__TASK PROMPT__: In the listing below, find every line containing "Width" and copy it out.

★ ★ ★

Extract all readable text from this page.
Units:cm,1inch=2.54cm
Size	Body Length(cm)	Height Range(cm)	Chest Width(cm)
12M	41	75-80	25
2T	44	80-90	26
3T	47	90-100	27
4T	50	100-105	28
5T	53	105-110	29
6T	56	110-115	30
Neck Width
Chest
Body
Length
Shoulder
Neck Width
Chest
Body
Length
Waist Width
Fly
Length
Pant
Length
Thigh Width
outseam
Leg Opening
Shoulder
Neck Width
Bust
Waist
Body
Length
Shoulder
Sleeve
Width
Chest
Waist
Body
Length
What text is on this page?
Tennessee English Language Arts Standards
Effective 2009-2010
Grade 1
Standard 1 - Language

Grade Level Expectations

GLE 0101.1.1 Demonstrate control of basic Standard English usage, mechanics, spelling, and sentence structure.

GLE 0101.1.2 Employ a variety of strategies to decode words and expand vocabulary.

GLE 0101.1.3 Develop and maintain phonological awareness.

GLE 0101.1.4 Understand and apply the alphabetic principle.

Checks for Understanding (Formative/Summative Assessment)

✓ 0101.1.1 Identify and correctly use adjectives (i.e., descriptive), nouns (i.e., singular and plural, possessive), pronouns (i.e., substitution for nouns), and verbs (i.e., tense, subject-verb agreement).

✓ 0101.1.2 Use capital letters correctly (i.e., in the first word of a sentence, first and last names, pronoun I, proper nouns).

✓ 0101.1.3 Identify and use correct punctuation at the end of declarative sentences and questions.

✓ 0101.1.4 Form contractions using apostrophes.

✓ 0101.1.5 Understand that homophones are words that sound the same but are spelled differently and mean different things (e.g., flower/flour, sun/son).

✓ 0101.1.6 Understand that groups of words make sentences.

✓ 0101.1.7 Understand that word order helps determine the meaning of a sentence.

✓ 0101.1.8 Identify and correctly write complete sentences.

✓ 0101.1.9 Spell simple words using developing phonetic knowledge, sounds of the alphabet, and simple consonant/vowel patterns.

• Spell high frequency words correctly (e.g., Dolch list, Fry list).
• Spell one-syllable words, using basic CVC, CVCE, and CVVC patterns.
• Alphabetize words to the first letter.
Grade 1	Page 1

★ ★ ★

__PROBLEM SOLUTION__:
Size	Body Length(cm)	Height Range(cm)	Chest Width(cm)
Neck Width
Neck Width
Waist Width
Thigh Width
Neck Width
Width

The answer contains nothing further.